(Excerpt from a dataset)

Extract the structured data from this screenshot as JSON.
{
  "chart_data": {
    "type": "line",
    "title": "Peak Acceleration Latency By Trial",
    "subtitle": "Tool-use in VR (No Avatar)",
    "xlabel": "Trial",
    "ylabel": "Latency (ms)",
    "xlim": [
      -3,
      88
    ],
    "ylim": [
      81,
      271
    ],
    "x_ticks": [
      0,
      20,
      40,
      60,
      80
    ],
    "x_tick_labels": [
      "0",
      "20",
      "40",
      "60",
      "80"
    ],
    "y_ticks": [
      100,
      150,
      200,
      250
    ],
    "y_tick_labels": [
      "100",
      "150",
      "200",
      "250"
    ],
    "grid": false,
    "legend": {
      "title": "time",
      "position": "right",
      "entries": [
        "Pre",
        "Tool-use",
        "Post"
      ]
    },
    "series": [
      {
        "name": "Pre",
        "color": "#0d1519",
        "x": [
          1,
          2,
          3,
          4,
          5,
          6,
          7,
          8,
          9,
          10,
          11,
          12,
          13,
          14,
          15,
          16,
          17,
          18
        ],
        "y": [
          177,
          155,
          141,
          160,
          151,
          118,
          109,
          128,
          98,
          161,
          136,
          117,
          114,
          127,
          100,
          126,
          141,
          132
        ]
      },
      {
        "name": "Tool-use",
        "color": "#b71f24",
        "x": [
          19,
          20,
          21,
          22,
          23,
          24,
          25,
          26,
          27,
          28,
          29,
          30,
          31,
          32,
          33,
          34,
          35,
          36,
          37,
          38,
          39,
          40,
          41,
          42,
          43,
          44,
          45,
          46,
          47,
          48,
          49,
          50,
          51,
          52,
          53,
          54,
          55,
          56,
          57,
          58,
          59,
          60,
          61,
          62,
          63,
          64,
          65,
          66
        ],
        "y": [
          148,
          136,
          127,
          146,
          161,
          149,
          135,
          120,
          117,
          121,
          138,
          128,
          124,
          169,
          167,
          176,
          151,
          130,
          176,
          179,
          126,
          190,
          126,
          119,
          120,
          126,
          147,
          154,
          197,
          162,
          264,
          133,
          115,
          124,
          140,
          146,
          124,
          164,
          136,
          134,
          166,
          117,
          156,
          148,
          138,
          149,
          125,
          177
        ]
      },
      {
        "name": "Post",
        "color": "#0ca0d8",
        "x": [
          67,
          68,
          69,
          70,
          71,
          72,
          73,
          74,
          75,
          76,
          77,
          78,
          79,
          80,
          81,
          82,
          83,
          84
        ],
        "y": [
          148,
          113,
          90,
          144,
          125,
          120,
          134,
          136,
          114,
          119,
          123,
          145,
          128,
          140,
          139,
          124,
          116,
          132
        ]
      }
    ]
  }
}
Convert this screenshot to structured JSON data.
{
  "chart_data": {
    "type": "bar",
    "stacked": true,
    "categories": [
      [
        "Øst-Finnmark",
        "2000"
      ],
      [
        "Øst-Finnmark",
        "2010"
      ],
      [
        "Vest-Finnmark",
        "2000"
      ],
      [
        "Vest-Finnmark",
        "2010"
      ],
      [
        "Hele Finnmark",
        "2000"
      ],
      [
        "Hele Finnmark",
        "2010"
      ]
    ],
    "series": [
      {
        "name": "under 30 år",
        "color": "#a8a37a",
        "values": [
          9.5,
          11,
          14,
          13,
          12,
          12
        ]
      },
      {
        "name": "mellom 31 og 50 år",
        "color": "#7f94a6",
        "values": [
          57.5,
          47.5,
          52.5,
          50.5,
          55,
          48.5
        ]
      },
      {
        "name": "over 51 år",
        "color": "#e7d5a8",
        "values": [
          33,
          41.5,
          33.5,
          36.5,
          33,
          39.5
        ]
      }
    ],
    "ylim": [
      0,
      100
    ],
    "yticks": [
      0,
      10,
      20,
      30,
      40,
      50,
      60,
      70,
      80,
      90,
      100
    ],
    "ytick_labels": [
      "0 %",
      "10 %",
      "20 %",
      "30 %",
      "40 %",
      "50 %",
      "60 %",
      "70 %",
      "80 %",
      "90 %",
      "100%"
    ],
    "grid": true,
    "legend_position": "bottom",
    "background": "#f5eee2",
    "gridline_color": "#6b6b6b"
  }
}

▸ GIVEN TASK: Repeat the whole listing exactly, keeping every line intact.

▸ THE RESULT:
Extract the structured data from this screenshot as JSON.
{
  "chart_data": {
    "type": "line",
    "title": "Peak Acceleration Latency By Trial",
    "subtitle": "Tool-use in VR (No Avatar)",
    "xlabel": "Trial",
    "ylabel": "Latency (ms)",
    "xlim": [
      -3,
      88
    ],
    "ylim": [
      81,
      271
    ],
    "x_ticks": [
      0,
      20,
      40,
      60,
      80
    ],
    "x_tick_labels": [
      "0",
      "20",
      "40",
      "60",
      "80"
    ],
    "y_ticks": [
      100,
      150,
      200,
      250
    ],
    "y_tick_labels": [
      "100",
      "150",
      "200",
      "250"
    ],
    "grid": false,
    "legend": {
      "title": "time",
      "position": "right",
      "entries": [
        "Pre",
        "Tool-use",
        "Post"
      ]
    },
    "series": [
      {
        "name": "Pre",
        "color": "#0d1519",
        "x": [
          1,
          2,
          3,
          4,
          5,
          6,
          7,
          8,
          9,
          10,
          11,
          12,
          13,
          14,
          15,
          16,
          17,
          18
        ],
        "y": [
          177,
          155,
          141,
          160,
          151,
          118,
          109,
          128,
          98,
          161,
          136,
          117,
          114,
          127,
          100,
          126,
          141,
          132
        ]
      },
      {
        "name": "Tool-use",
        "color": "#b71f24",
        "x": [
          19,
          20,
          21,
          22,
          23,
          24,
          25,
          26,
          27,
          28,
          29,
          30,
          31,
          32,
          33,
          34,
          35,
          36,
          37,
          38,
          39,
          40,
          41,
          42,
          43,
          44,
          45,
          46,
          47,
          48,
          49,
          50,
          51,
          52,
          53,
          54,
          55,
          56,
          57,
          58,
          59,
          60,
          61,
          62,
          63,
          64,
          65,
          66
        ],
        "y": [
          148,
          136,
          127,
          146,
          161,
          149,
          135,
          120,
          117,
          121,
          138,
          128,
          124,
          169,
          167,
          176,
          151,
          130,
          176,
          179,
          126,
          190,
          126,
          119,
          120,
          126,
          147,
          154,
          197,
          162,
          264,
          133,
          115,
          124,
          140,
          146,
          124,
          164,
          136,
          134,
          166,
          117,
          156,
          148,
          138,
          149,
          125,
          177
        ]
      },
      {
        "name": "Post",
        "color": "#0ca0d8",
        "x": [
          67,
          68,
          69,
          70,
          71,
          72,
          73,
          74,
          75,
          76,
          77,
          78,
          79,
          80,
          81,
          82,
          83,
          84
        ],
        "y": [
          148,
          113,
          90,
          144,
          125,
          120,
          134,
          136,
          114,
          119,
          123,
          145,
          128,
          140,
          139,
          124,
          116,
          132
        ]
      }
    ]
  }
}
Convert this screenshot to structured JSON data.
{
  "chart_data": {
    "type": "bar",
    "stacked": true,
    "categories": [
      [
        "Øst-Finnmark",
        "2000"
      ],
      [
        "Øst-Finnmark",
        "2010"
      ],
      [
        "Vest-Finnmark",
        "2000"
      ],
      [
        "Vest-Finnmark",
        "2010"
      ],
      [
        "Hele Finnmark",
        "2000"
      ],
      [
        "Hele Finnmark",
        "2010"
      ]
    ],
    "series": [
      {
        "name": "under 30 år",
        "color": "#a8a37a",
        "values": [
          9.5,
          11,
          14,
          13,
          12,
          12
        ]
      },
      {
        "name": "mellom 31 og 50 år",
        "color": "#7f94a6",
        "values": [
          57.5,
          47.5,
          52.5,
          50.5,
          55,
          48.5
        ]
      },
      {
        "name": "over 51 år",
        "color": "#e7d5a8",
        "values": [
          33,
          41.5,
          33.5,
          36.5,
          33,
          39.5
        ]
      }
    ],
    "ylim": [
      0,
      100
    ],
    "yticks": [
      0,
      10,
      20,
      30,
      40,
      50,
      60,
      70,
      80,
      90,
      100
    ],
    "ytick_labels": [
      "0 %",
      "10 %",
      "20 %",
      "30 %",
      "40 %",
      "50 %",
      "60 %",
      "70 %",
      "80 %",
      "90 %",
      "100%"
    ],
    "grid": true,
    "legend_position": "bottom",
    "background": "#f5eee2",
    "gridline_color": "#6b6b6b"
  }
}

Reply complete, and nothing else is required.